> Text
━━━━━━━━━━━━━━━━━━━━━━━━━━━━━━

Re: [Pig Wiki] Update of "PigMetaData" by AlanGates

pi song Tue, 03 Jun 2008 04:16:25 -0700

>From my understanding, we are trying to create something like plan-scoped
shared properties right? Potentially, it's good to have.


On Tue, Jun 3, 2008 at 2:20 AM, Mathieu Poumeyrol <[EMAIL PROTECTED]> wrote:

> Alan, Pi,
>
> This overall summary sounds good to me, yes.
>
> But I merely ask for a map to be propagated when it looks possible. I'm not
> too sure about the "canonical" metadata having to be stored into the map
> actualy. I think I would keep the "canonical metadata" as properties of a
> Schema bean, merely adding a Map<String, Serializable> UDMetadata to the
> list. Putting the "canonical metadata" inside the map would just make pig's
> internal code more difficult to maintain and could lead to weird bugs when
> keys are overwritten... I prefer to let the UDF developper play in his
> sandbox.
>
> Le 2 juin 08 à 17:56, Alan Gates a écrit :
>
>
>  Mathieu, let me make sure I understand what you're trying to say.  Some
>> file level metadata is about the file as a whole, such as how many records
>> are in the file.  Some is about individual columns (such as column
>> cardinality or value distribution histograms).  You would like to see each
>> stored in a map (one map for file wide and one for each column).  You could
>> then "cheat" in the load functions you write for yourself and add values
>> specific to your application into those maps.  Is that correct?
>>
>> We will need to decide on a canonical set of metadata entries that the pig
>> engine can ask for.  But allowing for optional settings in addition to these
>> canonical values seems like a good idea.  The pig engine itself will only
>> utilize the canonical set.  But user contributed load, store, and eval
>> functions are free to communicate with each via the optional set.
>>
>> To address Pi's point about columns being transformed, my assumption would
>> be that all this file level metadata will be stored in (or at least
>> referenced from) the Schema object.  This can be set so that metadata
>> associated with a particular field survives projection, but not being passed
>> to an eval UDF, being used in an arithmetic expression, etc.  As the eval
>> UDF can generate a schema for its output, it could set any optional (or
>> canonical) values it wanted, thus facilitating Mathieu's communication.
>>
>> Alan.
>>
>> pi song wrote:
>>
>>> I love discussing about new idea, Mathieu. This is not bothering but
>>> interesting. My colleague had spent sometime doing a Microsoft SSIS thing
>>> that always breaks once the is a schema change and requires a manual
>>> script
>>> change. Seems like you are trying to go beyond that.
>>>
>>> On Sat, May 31, 2008 at 12:53 AM, Mathieu Poumeyrol <[EMAIL PROTECTED]>
>>> wrote:
>>>
>>>
>>>  Well, it adds a way to *dynamically* parameterize UDF, without changing
>>>> the
>>>> pig script itself.
>>>>
>>>> I guess it comes back to the questions about "how big a pig script is".
>>>> If
>>>> we are only considering 5-line pig scripts, where you do load exactly
>>>> what
>>>> you need to compute, crush numbers and dump them, I agree it does not
>>>> make
>>>> much sense.

━━━━━━━━━━━━━━━━━━━━━━━━━━━━━━

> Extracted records

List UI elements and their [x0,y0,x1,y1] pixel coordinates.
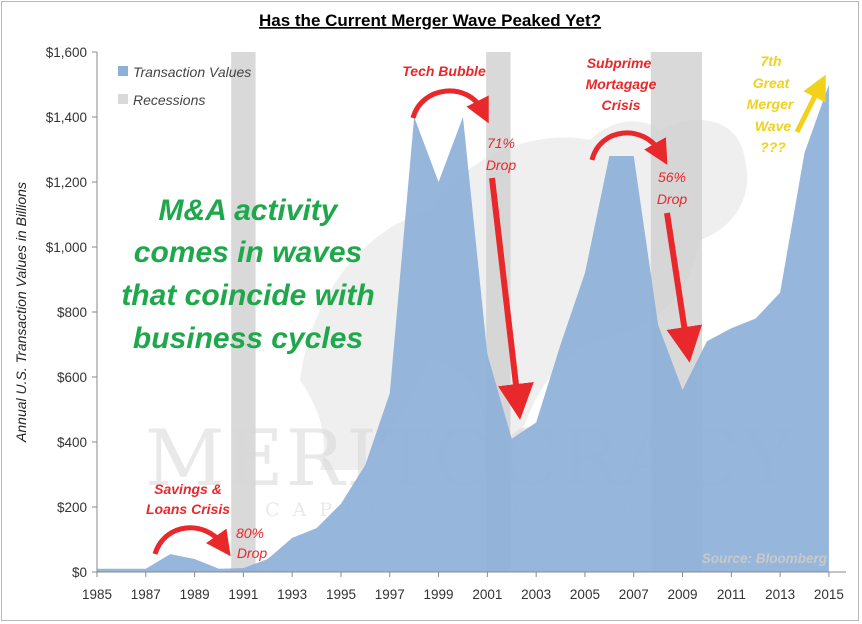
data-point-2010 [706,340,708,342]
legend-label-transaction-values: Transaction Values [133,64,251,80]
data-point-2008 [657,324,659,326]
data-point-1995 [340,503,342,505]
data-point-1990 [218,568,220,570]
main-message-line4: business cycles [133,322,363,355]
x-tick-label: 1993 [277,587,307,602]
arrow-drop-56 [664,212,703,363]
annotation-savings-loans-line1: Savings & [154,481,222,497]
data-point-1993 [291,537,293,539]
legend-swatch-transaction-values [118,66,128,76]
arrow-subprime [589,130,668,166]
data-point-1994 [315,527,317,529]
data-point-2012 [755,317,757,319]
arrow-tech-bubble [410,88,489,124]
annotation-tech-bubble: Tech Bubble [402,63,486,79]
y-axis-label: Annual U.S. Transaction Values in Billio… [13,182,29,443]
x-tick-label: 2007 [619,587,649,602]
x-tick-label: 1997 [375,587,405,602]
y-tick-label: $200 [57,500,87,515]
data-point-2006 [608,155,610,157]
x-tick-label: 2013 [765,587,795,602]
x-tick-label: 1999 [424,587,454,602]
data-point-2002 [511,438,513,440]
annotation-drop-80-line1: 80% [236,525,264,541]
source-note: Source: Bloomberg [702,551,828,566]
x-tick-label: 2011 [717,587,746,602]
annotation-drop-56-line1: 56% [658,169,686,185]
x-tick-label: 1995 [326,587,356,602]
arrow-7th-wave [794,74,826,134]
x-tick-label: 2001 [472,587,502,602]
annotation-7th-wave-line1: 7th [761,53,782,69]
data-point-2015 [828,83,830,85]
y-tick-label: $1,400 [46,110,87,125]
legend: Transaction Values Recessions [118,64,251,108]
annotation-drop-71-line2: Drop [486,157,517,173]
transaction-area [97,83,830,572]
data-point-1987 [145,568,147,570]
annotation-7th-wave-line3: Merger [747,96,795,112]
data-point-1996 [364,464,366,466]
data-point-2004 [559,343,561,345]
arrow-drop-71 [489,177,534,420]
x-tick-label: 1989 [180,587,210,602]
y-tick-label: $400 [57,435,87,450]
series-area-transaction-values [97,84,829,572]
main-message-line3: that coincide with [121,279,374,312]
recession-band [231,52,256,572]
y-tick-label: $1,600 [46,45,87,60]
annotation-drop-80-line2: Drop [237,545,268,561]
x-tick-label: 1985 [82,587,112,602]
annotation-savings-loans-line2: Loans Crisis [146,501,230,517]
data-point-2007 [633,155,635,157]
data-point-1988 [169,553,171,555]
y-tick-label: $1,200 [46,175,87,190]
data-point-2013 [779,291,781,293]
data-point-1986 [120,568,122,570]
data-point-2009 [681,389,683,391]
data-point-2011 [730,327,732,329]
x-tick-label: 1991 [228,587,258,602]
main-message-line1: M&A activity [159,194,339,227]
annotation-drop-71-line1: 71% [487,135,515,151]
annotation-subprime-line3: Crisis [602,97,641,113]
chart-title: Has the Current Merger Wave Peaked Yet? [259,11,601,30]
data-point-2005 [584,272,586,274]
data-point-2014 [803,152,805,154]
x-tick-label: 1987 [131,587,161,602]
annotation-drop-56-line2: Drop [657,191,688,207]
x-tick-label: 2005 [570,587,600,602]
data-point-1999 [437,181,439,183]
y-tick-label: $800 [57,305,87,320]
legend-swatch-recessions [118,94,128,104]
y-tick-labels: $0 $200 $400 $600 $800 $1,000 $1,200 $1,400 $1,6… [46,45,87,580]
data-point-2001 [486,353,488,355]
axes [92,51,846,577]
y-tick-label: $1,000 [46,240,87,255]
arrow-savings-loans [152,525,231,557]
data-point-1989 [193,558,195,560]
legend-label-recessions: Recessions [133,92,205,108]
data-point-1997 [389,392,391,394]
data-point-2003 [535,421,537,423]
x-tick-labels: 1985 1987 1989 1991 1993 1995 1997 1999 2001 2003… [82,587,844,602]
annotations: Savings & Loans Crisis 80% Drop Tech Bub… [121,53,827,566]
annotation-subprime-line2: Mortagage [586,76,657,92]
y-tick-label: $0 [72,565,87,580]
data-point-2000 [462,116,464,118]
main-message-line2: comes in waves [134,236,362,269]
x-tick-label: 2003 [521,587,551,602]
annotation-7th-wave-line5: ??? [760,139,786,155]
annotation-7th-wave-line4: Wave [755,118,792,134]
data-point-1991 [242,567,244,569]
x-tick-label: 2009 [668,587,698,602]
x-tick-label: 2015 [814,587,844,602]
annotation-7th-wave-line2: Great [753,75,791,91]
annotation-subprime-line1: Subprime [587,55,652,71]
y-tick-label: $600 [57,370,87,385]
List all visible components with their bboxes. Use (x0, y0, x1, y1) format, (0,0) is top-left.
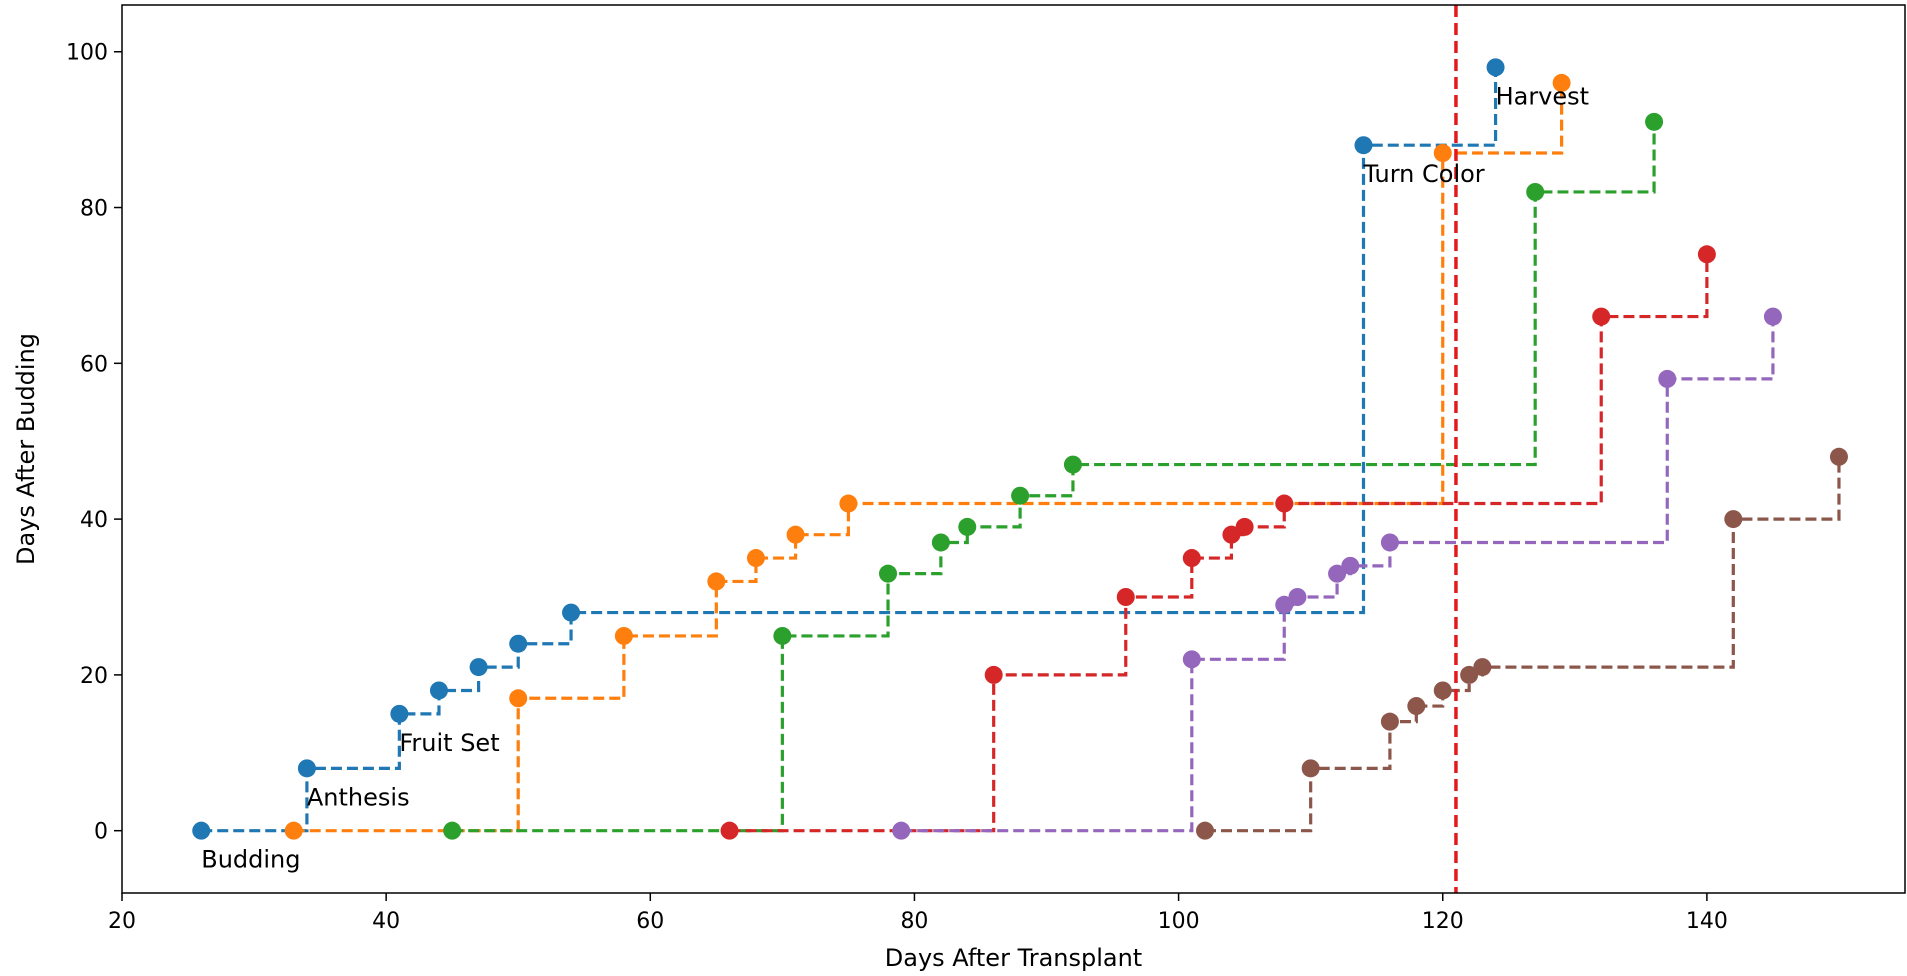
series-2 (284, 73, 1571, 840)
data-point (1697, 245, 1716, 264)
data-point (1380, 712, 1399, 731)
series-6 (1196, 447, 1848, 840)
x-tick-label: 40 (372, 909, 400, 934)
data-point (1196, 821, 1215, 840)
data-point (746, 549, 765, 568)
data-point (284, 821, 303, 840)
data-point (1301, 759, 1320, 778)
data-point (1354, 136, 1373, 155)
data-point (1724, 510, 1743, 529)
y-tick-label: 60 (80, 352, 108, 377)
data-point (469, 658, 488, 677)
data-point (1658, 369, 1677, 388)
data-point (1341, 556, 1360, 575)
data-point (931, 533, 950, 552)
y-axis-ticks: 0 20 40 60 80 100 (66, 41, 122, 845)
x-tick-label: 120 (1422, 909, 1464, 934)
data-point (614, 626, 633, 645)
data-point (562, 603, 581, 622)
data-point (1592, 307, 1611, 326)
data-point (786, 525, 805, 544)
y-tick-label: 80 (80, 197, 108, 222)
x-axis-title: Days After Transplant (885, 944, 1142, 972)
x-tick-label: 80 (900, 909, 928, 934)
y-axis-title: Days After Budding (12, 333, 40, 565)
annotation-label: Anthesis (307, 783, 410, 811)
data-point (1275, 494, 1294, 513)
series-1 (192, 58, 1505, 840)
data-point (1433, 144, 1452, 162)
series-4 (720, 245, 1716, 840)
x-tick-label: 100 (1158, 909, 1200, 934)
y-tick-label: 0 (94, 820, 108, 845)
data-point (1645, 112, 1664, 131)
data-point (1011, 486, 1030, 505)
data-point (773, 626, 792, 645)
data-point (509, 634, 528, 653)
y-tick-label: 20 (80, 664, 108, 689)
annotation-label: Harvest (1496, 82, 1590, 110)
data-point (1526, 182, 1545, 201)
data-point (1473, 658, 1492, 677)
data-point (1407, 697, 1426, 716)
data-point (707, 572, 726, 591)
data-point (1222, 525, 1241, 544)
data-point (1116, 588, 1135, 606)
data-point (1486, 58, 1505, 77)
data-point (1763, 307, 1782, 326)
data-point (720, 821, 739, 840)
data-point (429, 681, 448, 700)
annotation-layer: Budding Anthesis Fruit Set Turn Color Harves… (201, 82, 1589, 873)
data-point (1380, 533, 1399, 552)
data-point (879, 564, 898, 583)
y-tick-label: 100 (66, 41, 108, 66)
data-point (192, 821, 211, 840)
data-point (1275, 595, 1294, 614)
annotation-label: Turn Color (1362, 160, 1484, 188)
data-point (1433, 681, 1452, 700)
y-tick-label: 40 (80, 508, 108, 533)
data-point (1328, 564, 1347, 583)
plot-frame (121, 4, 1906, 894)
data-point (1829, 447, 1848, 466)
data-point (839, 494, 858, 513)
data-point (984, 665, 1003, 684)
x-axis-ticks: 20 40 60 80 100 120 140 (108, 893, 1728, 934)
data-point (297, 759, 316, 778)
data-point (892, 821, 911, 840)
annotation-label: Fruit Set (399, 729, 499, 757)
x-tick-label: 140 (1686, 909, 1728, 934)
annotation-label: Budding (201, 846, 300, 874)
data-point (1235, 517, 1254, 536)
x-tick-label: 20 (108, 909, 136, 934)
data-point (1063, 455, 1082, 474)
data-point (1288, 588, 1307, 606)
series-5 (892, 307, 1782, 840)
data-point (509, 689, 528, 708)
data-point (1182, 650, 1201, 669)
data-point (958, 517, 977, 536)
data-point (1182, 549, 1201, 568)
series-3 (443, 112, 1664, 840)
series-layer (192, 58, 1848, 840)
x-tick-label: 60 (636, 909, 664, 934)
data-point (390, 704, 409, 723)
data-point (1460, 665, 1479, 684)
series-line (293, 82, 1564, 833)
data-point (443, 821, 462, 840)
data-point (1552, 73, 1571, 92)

━━━━━━━━━━━━━━━━━━━━━━━━━━━━━━

> Short problem
Write out the passage of the Pig metadata thread between "Re: [Pig Wiki]" and "to me, yes.", inclusive, word for word. These entries are separate from the Pig metadata thread.

> Exercise result
Re: [Pig Wiki] Update of "PigMetaData" by AlanGates

pi song Tue, 03 Jun 2008 04:16:25 -0700

>From my understanding, we are trying to create something like plan-scoped
shared properties right? Potentially, it's good to have.


On Tue, Jun 3, 2008 at 2:20 AM, Mathieu Poumeyrol <[EMAIL PROTECTED]> wrote:

> Alan, Pi,
>
> This overall summary sounds good to me, yes.